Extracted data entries
-*-

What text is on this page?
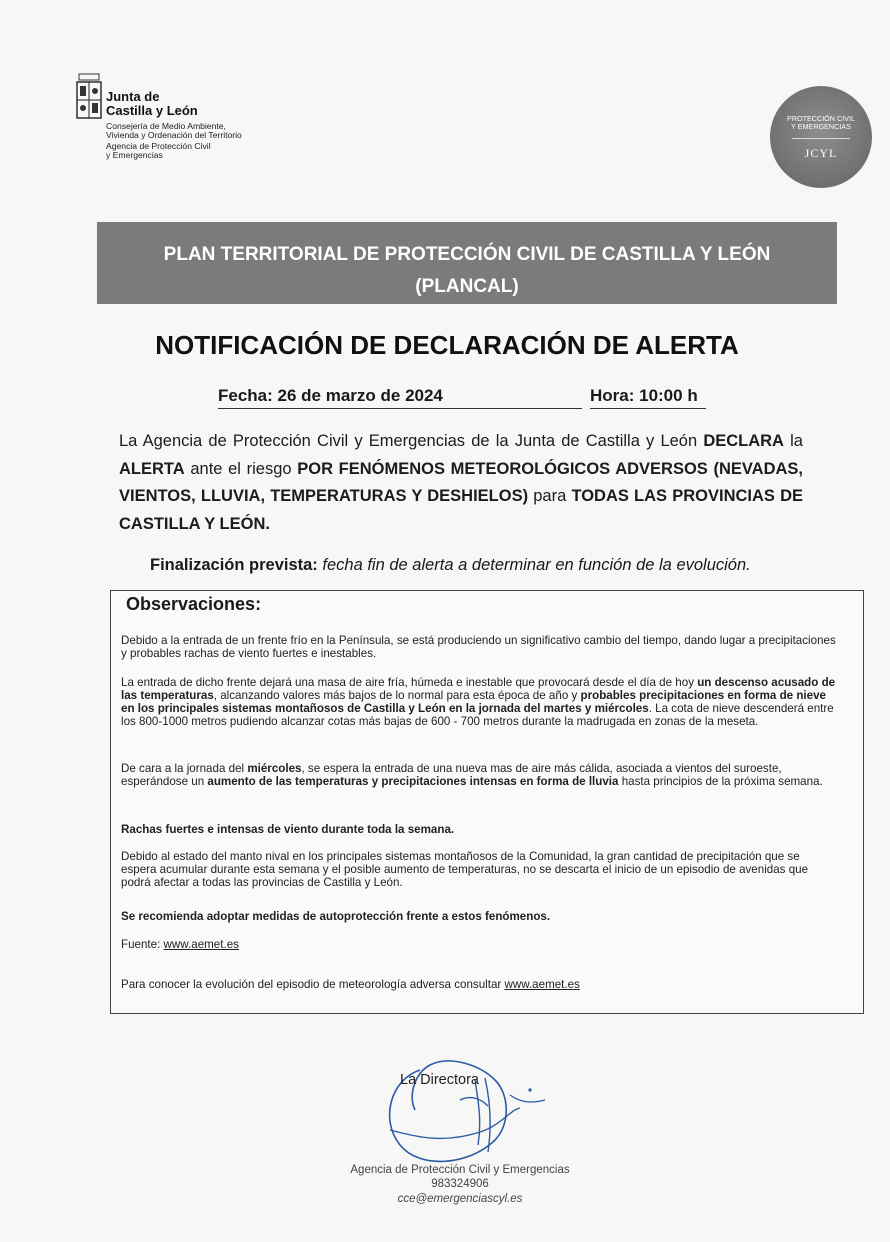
Junta de
Castilla y León
Consejería de Medio Ambiente,
Vivienda y Ordenación del Territorio
Agencia de Protección Civil
y Emergencias
PROTECCIÓN CIVIL
Y EMERGENCIAS
JCYL
PLAN TERRITORIAL DE PROTECCIÓN CIVIL DE CASTILLA Y LEÓN
(PLANCAL)
NOTIFICACIÓN DE DECLARACIÓN DE ALERTA
Fecha: 26 de marzo de 2024	Hora: 10:00 h
La Agencia de Protección Civil y Emergencias de la Junta de Castilla y León DECLARA la ALERTA ante el riesgo POR FENÓMENOS METEOROLÓGICOS ADVERSOS (NEVADAS, VIENTOS, LLUVIA, TEMPERATURAS Y DESHIELOS) para TODAS LAS PROVINCIAS DE CASTILLA Y LEÓN.
Finalización prevista: fecha fin de alerta a determinar en función de la evolución.
Observaciones:
Debido a la entrada de un frente frío en la Península, se está produciendo un significativo cambio del tiempo, dando lugar a precipitaciones y probables rachas de viento fuertes e inestables.
La entrada de dicho frente dejará una masa de aire fría, húmeda e inestable que provocará desde el día de hoy un descenso acusado de las temperaturas, alcanzando valores más bajos de lo normal para esta época de año y probables precipitaciones en forma de nieve en los principales sistemas montañosos de Castilla y León en la jornada del martes y miércoles. La cota de nieve descenderá entre los 800-1000 metros pudiendo alcanzar cotas más bajas de 600 - 700 metros durante la madrugada en zonas de la meseta.
De cara a la jornada del miércoles, se espera la entrada de una nueva mas de aire más cálida, asociada a vientos del suroeste, esperándose un aumento de las temperaturas y precipitaciones intensas en forma de lluvia hasta principios de la próxima semana.
Rachas fuertes e intensas de viento durante toda la semana.
Debido al estado del manto nival en los principales sistemas montañosos de la Comunidad, la gran cantidad de precipitación que se espera acumular durante esta semana y el posible aumento de temperaturas, no se descarta el inicio de un episodio de avenidas que podrá afectar a todas las provincias de Castilla y León.
Se recomienda adoptar medidas de autoprotección frente a estos fenómenos.
Fuente: www.aemet.es
Para conocer la evolución del episodio de meteorología adversa consultar www.aemet.es
La Directora
Agencia de Protección Civil y Emergencias
983324906
cce@emergenciascyl.es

-*-

WHAT YOU NEED TO DO: Copy out all of the material exactly as written, without its pictures.

TASK ANSWER:
What text is on this page?
Junta de
Castilla y León
Consejería de Medio Ambiente,
Vivienda y Ordenación del Territorio
Agencia de Protección Civil
y Emergencias
PROTECCIÓN CIVIL
Y EMERGENCIAS
JCYL
PLAN TERRITORIAL DE PROTECCIÓN CIVIL DE CASTILLA Y LEÓN
(PLANCAL)
NOTIFICACIÓN DE DECLARACIÓN DE ALERTA
Fecha: 26 de marzo de 2024	Hora: 10:00 h
La Agencia de Protección Civil y Emergencias de la Junta de Castilla y León DECLARA la ALERTA ante el riesgo POR FENÓMENOS METEOROLÓGICOS ADVERSOS (NEVADAS, VIENTOS, LLUVIA, TEMPERATURAS Y DESHIELOS) para TODAS LAS PROVINCIAS DE CASTILLA Y LEÓN.
Finalización prevista: fecha fin de alerta a determinar en función de la evolución.
Observaciones:
Debido a la entrada de un frente frío en la Península, se está produciendo un significativo cambio del tiempo, dando lugar a precipitaciones y probables rachas de viento fuertes e inestables.
La entrada de dicho frente dejará una masa de aire fría, húmeda e inestable que provocará desde el día de hoy un descenso acusado de las temperaturas, alcanzando valores más bajos de lo normal para esta época de año y probables precipitaciones en forma de nieve en los principales sistemas montañosos de Castilla y León en la jornada del martes y miércoles. La cota de nieve descenderá entre los 800-1000 metros pudiendo alcanzar cotas más bajas de 600 - 700 metros durante la madrugada en zonas de la meseta.
De cara a la jornada del miércoles, se espera la entrada de una nueva mas de aire más cálida, asociada a vientos del suroeste, esperándose un aumento de las temperaturas y precipitaciones intensas en forma de lluvia hasta principios de la próxima semana.
Rachas fuertes e intensas de viento durante toda la semana.
Debido al estado del manto nival en los principales sistemas montañosos de la Comunidad, la gran cantidad de precipitación que se espera acumular durante esta semana y el posible aumento de temperaturas, no se descarta el inicio de un episodio de avenidas que podrá afectar a todas las provincias de Castilla y León.
Se recomienda adoptar medidas de autoprotección frente a estos fenómenos.
Fuente: www.aemet.es
Para conocer la evolución del episodio de meteorología adversa consultar www.aemet.es
La Directora
Agencia de Protección Civil y Emergencias
983324906
cce@emergenciascyl.es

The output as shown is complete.